_Excerpted records_:
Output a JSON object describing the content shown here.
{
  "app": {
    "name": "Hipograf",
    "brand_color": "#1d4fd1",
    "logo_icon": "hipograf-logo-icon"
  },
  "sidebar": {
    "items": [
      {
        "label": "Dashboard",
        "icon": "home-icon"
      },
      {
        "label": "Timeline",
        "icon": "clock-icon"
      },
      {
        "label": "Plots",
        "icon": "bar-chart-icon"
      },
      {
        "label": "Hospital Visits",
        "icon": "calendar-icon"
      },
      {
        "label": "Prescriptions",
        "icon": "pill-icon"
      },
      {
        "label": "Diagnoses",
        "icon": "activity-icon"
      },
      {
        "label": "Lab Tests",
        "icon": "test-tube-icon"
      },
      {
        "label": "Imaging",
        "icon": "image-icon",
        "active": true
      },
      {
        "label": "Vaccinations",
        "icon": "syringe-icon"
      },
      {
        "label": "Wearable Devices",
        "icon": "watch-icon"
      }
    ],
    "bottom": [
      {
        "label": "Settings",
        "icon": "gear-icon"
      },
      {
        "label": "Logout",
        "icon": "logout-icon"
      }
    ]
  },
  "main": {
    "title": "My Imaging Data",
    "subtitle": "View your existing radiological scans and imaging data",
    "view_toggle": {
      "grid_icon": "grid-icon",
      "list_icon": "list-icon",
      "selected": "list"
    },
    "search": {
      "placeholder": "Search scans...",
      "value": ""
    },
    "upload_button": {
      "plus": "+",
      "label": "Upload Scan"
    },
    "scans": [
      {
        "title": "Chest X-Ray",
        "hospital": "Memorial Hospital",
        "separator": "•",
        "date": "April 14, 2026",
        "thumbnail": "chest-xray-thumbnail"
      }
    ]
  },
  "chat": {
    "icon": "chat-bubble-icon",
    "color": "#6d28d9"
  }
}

* * *

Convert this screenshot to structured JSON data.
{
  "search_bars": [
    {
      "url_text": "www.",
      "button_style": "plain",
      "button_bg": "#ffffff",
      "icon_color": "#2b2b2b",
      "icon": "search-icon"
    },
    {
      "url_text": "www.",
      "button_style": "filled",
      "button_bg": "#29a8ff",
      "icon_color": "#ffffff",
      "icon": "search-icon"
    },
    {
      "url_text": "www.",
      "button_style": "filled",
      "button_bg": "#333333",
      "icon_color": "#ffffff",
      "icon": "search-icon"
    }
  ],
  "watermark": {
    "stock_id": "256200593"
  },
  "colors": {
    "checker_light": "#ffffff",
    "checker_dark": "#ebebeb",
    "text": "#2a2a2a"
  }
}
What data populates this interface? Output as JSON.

...

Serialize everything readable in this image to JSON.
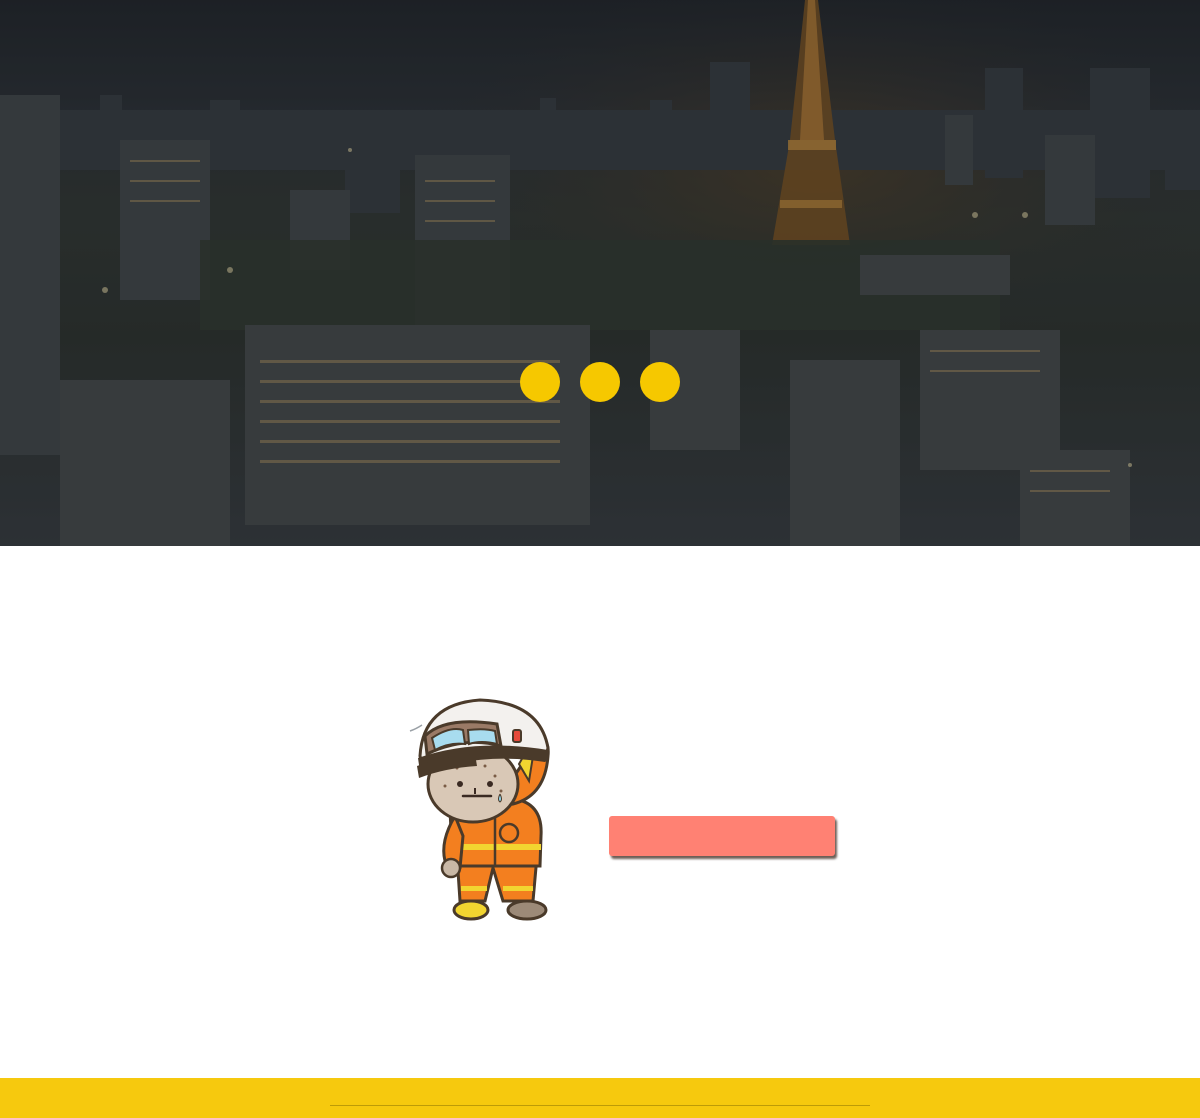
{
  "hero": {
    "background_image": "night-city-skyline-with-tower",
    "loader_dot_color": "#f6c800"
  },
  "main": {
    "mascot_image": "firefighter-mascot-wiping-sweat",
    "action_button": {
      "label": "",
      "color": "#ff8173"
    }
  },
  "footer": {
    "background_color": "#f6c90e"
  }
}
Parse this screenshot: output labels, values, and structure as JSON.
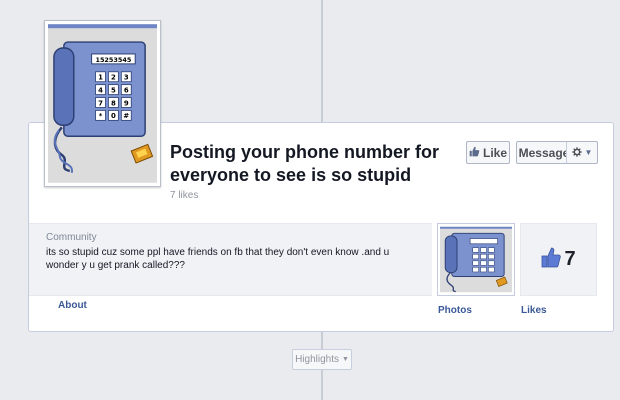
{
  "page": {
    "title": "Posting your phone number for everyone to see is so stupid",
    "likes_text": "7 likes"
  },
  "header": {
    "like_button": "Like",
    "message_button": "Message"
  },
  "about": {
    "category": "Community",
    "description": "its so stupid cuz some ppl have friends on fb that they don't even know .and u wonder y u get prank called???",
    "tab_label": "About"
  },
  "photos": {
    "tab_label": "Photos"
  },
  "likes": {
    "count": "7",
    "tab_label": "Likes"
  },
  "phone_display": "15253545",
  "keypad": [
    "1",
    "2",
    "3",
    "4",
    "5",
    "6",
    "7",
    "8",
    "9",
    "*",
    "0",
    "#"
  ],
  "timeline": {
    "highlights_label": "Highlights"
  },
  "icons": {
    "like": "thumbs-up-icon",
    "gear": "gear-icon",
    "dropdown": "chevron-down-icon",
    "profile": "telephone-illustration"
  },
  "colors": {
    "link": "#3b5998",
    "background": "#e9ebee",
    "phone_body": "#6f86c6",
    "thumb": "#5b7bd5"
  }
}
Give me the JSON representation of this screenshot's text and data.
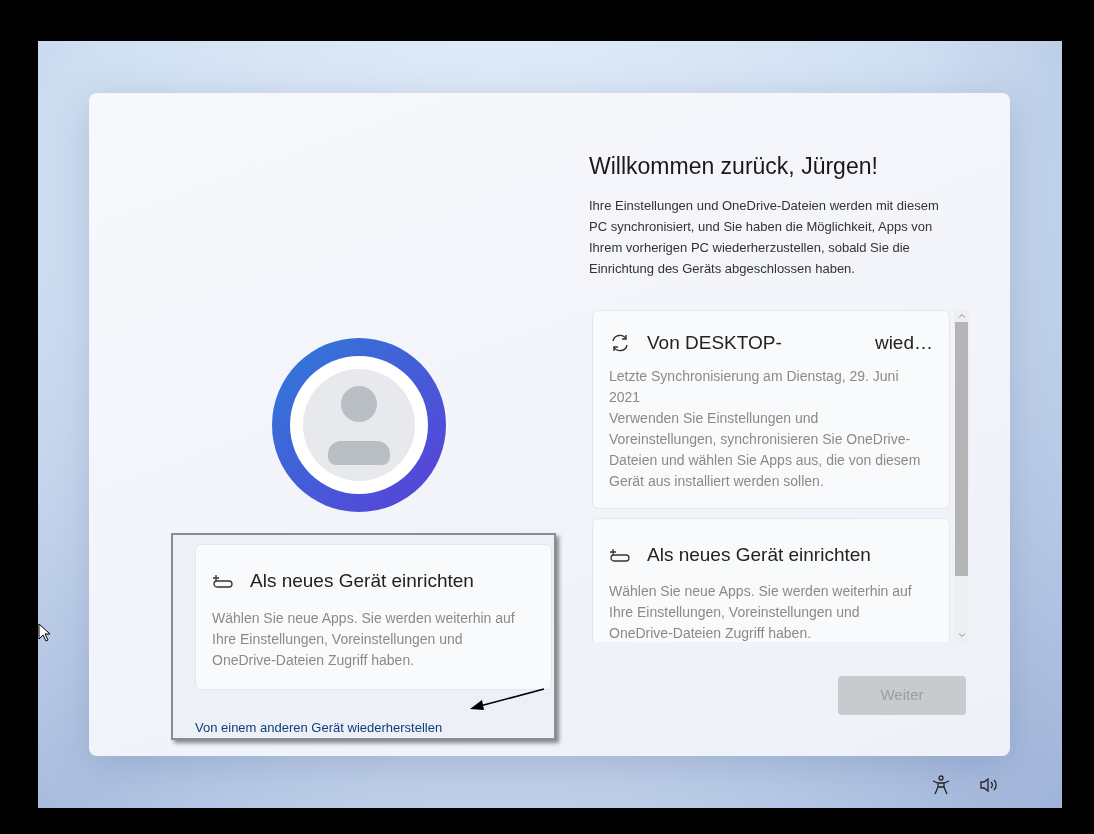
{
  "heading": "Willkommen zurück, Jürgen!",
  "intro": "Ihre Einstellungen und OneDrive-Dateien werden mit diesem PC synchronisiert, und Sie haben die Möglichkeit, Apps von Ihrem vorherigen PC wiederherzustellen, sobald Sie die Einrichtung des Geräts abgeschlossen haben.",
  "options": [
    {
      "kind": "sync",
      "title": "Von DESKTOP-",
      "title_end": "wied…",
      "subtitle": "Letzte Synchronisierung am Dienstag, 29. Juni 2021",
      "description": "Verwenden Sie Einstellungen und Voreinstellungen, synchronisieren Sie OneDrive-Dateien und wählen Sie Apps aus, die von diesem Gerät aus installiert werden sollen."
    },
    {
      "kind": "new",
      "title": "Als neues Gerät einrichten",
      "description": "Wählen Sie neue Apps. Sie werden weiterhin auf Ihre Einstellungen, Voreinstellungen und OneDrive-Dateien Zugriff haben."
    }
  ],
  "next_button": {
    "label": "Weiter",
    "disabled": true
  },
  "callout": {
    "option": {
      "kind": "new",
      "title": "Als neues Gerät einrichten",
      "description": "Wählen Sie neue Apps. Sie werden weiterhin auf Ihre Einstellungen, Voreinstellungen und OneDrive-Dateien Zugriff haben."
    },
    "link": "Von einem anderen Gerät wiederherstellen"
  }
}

_Stated exercise_: Give back exactly the lines from the line that has "Convert this screenshot" to the line that has "What data populates", both included, and leave out all others.

_Full answer_:
Convert this screenshot to structured JSON data.
{
  "search_bars": [
    {
      "url_text": "www.",
      "button_style": "plain",
      "button_bg": "#ffffff",
      "icon_color": "#2b2b2b",
      "icon": "search-icon"
    },
    {
      "url_text": "www.",
      "button_style": "filled",
      "button_bg": "#29a8ff",
      "icon_color": "#ffffff",
      "icon": "search-icon"
    },
    {
      "url_text": "www.",
      "button_style": "filled",
      "button_bg": "#333333",
      "icon_color": "#ffffff",
      "icon": "search-icon"
    }
  ],
  "watermark": {
    "stock_id": "256200593"
  },
  "colors": {
    "checker_light": "#ffffff",
    "checker_dark": "#ebebeb",
    "text": "#2a2a2a"
  }
}
What data populates this interface? Output as JSON.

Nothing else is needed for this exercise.